*WORK REQUIRED*. Emit the entire listing verbatim.
- - - -
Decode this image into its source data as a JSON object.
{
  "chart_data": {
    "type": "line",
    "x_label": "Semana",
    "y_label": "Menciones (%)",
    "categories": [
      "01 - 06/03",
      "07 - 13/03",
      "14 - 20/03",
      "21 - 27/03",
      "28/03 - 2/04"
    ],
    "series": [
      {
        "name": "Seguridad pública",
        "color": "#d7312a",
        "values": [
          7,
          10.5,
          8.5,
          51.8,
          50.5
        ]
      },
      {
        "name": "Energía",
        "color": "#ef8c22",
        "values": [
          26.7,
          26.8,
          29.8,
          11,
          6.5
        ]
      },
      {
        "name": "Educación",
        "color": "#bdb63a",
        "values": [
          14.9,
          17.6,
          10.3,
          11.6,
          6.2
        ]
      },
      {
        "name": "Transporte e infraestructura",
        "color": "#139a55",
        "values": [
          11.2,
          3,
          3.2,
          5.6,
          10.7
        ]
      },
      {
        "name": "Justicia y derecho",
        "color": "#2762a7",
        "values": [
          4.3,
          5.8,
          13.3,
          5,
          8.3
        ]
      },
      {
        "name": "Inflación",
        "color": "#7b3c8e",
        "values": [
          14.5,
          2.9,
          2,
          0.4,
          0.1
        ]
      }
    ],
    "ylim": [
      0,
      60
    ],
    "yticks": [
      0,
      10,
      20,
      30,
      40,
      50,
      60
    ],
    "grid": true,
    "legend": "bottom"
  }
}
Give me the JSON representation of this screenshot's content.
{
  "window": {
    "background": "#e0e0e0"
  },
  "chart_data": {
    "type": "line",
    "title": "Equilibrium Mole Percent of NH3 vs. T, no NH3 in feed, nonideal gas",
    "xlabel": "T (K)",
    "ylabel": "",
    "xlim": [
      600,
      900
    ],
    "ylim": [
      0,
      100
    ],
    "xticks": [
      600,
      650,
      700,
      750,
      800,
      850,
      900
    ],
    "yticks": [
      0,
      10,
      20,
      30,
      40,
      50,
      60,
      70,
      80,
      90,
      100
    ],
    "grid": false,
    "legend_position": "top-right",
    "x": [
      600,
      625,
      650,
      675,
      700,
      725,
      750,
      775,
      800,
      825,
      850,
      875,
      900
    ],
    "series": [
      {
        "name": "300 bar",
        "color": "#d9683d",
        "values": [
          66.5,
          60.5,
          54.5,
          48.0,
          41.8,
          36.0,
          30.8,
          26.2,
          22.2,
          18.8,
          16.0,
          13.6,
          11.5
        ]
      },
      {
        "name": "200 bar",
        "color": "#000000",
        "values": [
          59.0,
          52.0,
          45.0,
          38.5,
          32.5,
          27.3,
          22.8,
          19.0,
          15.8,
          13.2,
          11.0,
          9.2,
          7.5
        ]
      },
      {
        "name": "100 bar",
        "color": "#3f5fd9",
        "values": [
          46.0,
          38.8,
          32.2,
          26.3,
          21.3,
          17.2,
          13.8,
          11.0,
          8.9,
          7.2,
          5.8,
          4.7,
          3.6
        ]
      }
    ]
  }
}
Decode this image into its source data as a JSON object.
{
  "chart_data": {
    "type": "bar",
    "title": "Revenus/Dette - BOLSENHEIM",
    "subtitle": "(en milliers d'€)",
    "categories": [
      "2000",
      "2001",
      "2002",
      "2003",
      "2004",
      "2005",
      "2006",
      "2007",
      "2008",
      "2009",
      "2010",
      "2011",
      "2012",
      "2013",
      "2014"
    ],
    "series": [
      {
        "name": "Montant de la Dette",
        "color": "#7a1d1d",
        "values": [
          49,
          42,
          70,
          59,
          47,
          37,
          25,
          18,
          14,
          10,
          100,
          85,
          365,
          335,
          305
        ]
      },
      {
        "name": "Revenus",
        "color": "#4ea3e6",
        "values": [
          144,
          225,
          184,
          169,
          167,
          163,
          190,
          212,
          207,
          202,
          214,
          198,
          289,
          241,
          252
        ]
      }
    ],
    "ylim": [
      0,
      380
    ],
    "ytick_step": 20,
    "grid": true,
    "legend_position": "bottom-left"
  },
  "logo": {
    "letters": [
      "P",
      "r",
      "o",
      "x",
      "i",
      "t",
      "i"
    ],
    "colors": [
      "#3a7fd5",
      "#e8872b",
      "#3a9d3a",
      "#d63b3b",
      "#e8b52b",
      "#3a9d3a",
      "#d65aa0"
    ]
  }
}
- - - -
*RESPONSE BELOW*.
Decode this image into its source data as a JSON object.
{
  "chart_data": {
    "type": "line",
    "x_label": "Semana",
    "y_label": "Menciones (%)",
    "categories": [
      "01 - 06/03",
      "07 - 13/03",
      "14 - 20/03",
      "21 - 27/03",
      "28/03 - 2/04"
    ],
    "series": [
      {
        "name": "Seguridad pública",
        "color": "#d7312a",
        "values": [
          7,
          10.5,
          8.5,
          51.8,
          50.5
        ]
      },
      {
        "name": "Energía",
        "color": "#ef8c22",
        "values": [
          26.7,
          26.8,
          29.8,
          11,
          6.5
        ]
      },
      {
        "name": "Educación",
        "color": "#bdb63a",
        "values": [
          14.9,
          17.6,
          10.3,
          11.6,
          6.2
        ]
      },
      {
        "name": "Transporte e infraestructura",
        "color": "#139a55",
        "values": [
          11.2,
          3,
          3.2,
          5.6,
          10.7
        ]
      },
      {
        "name": "Justicia y derecho",
        "color": "#2762a7",
        "values": [
          4.3,
          5.8,
          13.3,
          5,
          8.3
        ]
      },
      {
        "name": "Inflación",
        "color": "#7b3c8e",
        "values": [
          14.5,
          2.9,
          2,
          0.4,
          0.1
        ]
      }
    ],
    "ylim": [
      0,
      60
    ],
    "yticks": [
      0,
      10,
      20,
      30,
      40,
      50,
      60
    ],
    "grid": true,
    "legend": "bottom"
  }
}
Give me the JSON representation of this screenshot's content.
{
  "window": {
    "background": "#e0e0e0"
  },
  "chart_data": {
    "type": "line",
    "title": "Equilibrium Mole Percent of NH3 vs. T, no NH3 in feed, nonideal gas",
    "xlabel": "T (K)",
    "ylabel": "",
    "xlim": [
      600,
      900
    ],
    "ylim": [
      0,
      100
    ],
    "xticks": [
      600,
      650,
      700,
      750,
      800,
      850,
      900
    ],
    "yticks": [
      0,
      10,
      20,
      30,
      40,
      50,
      60,
      70,
      80,
      90,
      100
    ],
    "grid": false,
    "legend_position": "top-right",
    "x": [
      600,
      625,
      650,
      675,
      700,
      725,
      750,
      775,
      800,
      825,
      850,
      875,
      900
    ],
    "series": [
      {
        "name": "300 bar",
        "color": "#d9683d",
        "values": [
          66.5,
          60.5,
          54.5,
          48.0,
          41.8,
          36.0,
          30.8,
          26.2,
          22.2,
          18.8,
          16.0,
          13.6,
          11.5
        ]
      },
      {
        "name": "200 bar",
        "color": "#000000",
        "values": [
          59.0,
          52.0,
          45.0,
          38.5,
          32.5,
          27.3,
          22.8,
          19.0,
          15.8,
          13.2,
          11.0,
          9.2,
          7.5
        ]
      },
      {
        "name": "100 bar",
        "color": "#3f5fd9",
        "values": [
          46.0,
          38.8,
          32.2,
          26.3,
          21.3,
          17.2,
          13.8,
          11.0,
          8.9,
          7.2,
          5.8,
          4.7,
          3.6
        ]
      }
    ]
  }
}
Decode this image into its source data as a JSON object.
{
  "chart_data": {
    "type": "bar",
    "title": "Revenus/Dette - BOLSENHEIM",
    "subtitle": "(en milliers d'€)",
    "categories": [
      "2000",
      "2001",
      "2002",
      "2003",
      "2004",
      "2005",
      "2006",
      "2007",
      "2008",
      "2009",
      "2010",
      "2011",
      "2012",
      "2013",
      "2014"
    ],
    "series": [
      {
        "name": "Montant de la Dette",
        "color": "#7a1d1d",
        "values": [
          49,
          42,
          70,
          59,
          47,
          37,
          25,
          18,
          14,
          10,
          100,
          85,
          365,
          335,
          305
        ]
      },
      {
        "name": "Revenus",
        "color": "#4ea3e6",
        "values": [
          144,
          225,
          184,
          169,
          167,
          163,
          190,
          212,
          207,
          202,
          214,
          198,
          289,
          241,
          252
        ]
      }
    ],
    "ylim": [
      0,
      380
    ],
    "ytick_step": 20,
    "grid": true,
    "legend_position": "bottom-left"
  },
  "logo": {
    "letters": [
      "P",
      "r",
      "o",
      "x",
      "i",
      "t",
      "i"
    ],
    "colors": [
      "#3a7fd5",
      "#e8872b",
      "#3a9d3a",
      "#d63b3b",
      "#e8b52b",
      "#3a9d3a",
      "#d65aa0"
    ]
  }
}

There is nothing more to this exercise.